> _Exercise aim_:
Set down the whole listing verbatim.

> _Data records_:
* BEGIN *
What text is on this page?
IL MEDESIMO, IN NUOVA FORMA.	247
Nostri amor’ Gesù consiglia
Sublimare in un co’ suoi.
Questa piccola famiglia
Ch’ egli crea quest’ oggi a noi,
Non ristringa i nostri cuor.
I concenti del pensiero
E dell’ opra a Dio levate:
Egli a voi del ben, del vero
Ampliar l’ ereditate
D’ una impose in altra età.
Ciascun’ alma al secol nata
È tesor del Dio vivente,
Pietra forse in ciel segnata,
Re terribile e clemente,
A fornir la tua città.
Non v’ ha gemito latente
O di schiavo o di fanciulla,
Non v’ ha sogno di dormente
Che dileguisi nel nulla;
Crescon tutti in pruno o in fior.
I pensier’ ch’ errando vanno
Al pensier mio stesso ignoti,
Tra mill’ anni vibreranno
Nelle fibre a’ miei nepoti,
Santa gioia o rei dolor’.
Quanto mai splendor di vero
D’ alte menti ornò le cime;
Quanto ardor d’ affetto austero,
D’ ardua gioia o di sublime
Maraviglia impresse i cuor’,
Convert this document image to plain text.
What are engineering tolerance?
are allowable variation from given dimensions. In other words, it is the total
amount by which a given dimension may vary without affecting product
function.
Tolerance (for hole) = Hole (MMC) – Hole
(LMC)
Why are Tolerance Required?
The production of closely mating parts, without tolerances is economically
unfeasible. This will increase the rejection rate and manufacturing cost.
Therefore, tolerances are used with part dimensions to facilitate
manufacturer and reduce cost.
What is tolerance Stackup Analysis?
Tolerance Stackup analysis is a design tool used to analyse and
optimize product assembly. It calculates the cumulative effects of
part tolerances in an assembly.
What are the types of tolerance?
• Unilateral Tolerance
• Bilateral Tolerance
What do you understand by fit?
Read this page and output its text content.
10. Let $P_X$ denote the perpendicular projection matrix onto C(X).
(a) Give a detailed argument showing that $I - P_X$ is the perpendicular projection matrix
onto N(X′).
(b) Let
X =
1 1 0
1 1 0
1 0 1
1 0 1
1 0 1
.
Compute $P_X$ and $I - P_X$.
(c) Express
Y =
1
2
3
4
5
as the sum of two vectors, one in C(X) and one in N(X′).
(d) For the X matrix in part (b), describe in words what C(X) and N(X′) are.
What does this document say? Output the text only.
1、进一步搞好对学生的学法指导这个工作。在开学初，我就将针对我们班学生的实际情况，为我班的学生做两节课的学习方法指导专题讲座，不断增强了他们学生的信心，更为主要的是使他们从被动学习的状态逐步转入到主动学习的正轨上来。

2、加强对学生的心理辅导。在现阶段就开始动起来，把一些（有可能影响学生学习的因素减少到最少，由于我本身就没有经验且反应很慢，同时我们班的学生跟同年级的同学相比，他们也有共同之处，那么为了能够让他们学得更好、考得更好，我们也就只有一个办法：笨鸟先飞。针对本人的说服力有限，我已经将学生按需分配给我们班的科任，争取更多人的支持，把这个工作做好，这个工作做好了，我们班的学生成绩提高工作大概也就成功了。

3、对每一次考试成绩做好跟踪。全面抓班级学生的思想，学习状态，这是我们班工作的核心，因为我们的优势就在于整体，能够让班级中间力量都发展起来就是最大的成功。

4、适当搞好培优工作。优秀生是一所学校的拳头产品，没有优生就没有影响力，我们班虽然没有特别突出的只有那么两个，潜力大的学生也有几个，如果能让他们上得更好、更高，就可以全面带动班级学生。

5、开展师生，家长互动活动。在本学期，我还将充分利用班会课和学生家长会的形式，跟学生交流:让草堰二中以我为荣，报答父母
* END *
> _Solved problem_:
What text is on this page?
IL MEDESIMO, IN NUOVA FORMA.	247
Nostri amor’ Gesù consiglia
Sublimare in un co’ suoi.
Questa piccola famiglia
Ch’ egli crea quest’ oggi a noi,
Non ristringa i nostri cuor.
I concenti del pensiero
E dell’ opra a Dio levate:
Egli a voi del ben, del vero
Ampliar l’ ereditate
D’ una impose in altra età.
Ciascun’ alma al secol nata
È tesor del Dio vivente,
Pietra forse in ciel segnata,
Re terribile e clemente,
A fornir la tua città.
Non v’ ha gemito latente
O di schiavo o di fanciulla,
Non v’ ha sogno di dormente
Che dileguisi nel nulla;
Crescon tutti in pruno o in fior.
I pensier’ ch’ errando vanno
Al pensier mio stesso ignoti,
Tra mill’ anni vibreranno
Nelle fibre a’ miei nepoti,
Santa gioia o rei dolor’.
Quanto mai splendor di vero
D’ alte menti ornò le cime;
Quanto ardor d’ affetto austero,
D’ ardua gioia o di sublime
Maraviglia impresse i cuor’,
Convert this document image to plain text.
What are engineering tolerance?
are allowable variation from given dimensions. In other words, it is the total
amount by which a given dimension may vary without affecting product
function.
Tolerance (for hole) = Hole (MMC) – Hole
(LMC)
Why are Tolerance Required?
The production of closely mating parts, without tolerances is economically
unfeasible. This will increase the rejection rate and manufacturing cost.
Therefore, tolerances are used with part dimensions to facilitate
manufacturer and reduce cost.
What is tolerance Stackup Analysis?
Tolerance Stackup analysis is a design tool used to analyse and
optimize product assembly. It calculates the cumulative effects of
part tolerances in an assembly.
What are the types of tolerance?
• Unilateral Tolerance
• Bilateral Tolerance
What do you understand by fit?
Read this page and output its text content.
10. Let $P_X$ denote the perpendicular projection matrix onto C(X).
(a) Give a detailed argument showing that $I - P_X$ is the perpendicular projection matrix
onto N(X′).
(b) Let
X =
1 1 0
1 1 0
1 0 1
1 0 1
1 0 1
.
Compute $P_X$ and $I - P_X$.
(c) Express
Y =
1
2
3
4
5
as the sum of two vectors, one in C(X) and one in N(X′).
(d) For the X matrix in part (b), describe in words what C(X) and N(X′) are.
What does this document say? Output the text only.
1、进一步搞好对学生的学法指导这个工作。在开学初，我就将针对我们班学生的实际情况，为我班的学生做两节课的学习方法指导专题讲座，不断增强了他们学生的信心，更为主要的是使他们从被动学习的状态逐步转入到主动学习的正轨上来。

2、加强对学生的心理辅导。在现阶段就开始动起来，把一些（有可能影响学生学习的因素减少到最少，由于我本身就没有经验且反应很慢，同时我们班的学生跟同年级的同学相比，他们也有共同之处，那么为了能够让他们学得更好、考得更好，我们也就只有一个办法：笨鸟先飞。针对本人的说服力有限，我已经将学生按需分配给我们班的科任，争取更多人的支持，把这个工作做好，这个工作做好了，我们班的学生成绩提高工作大概也就成功了。

3、对每一次考试成绩做好跟踪。全面抓班级学生的思想，学习状态，这是我们班工作的核心，因为我们的优势就在于整体，能够让班级中间力量都发展起来就是最大的成功。

4、适当搞好培优工作。优秀生是一所学校的拳头产品，没有优生就没有影响力，我们班虽然没有特别突出的只有那么两个，潜力大的学生也有几个，如果能让他们上得更好、更高，就可以全面带动班级学生。

5、开展师生，家长互动活动。在本学期，我还将充分利用班会课和学生家长会的形式，跟学生交流:让草堰二中以我为荣，报答父母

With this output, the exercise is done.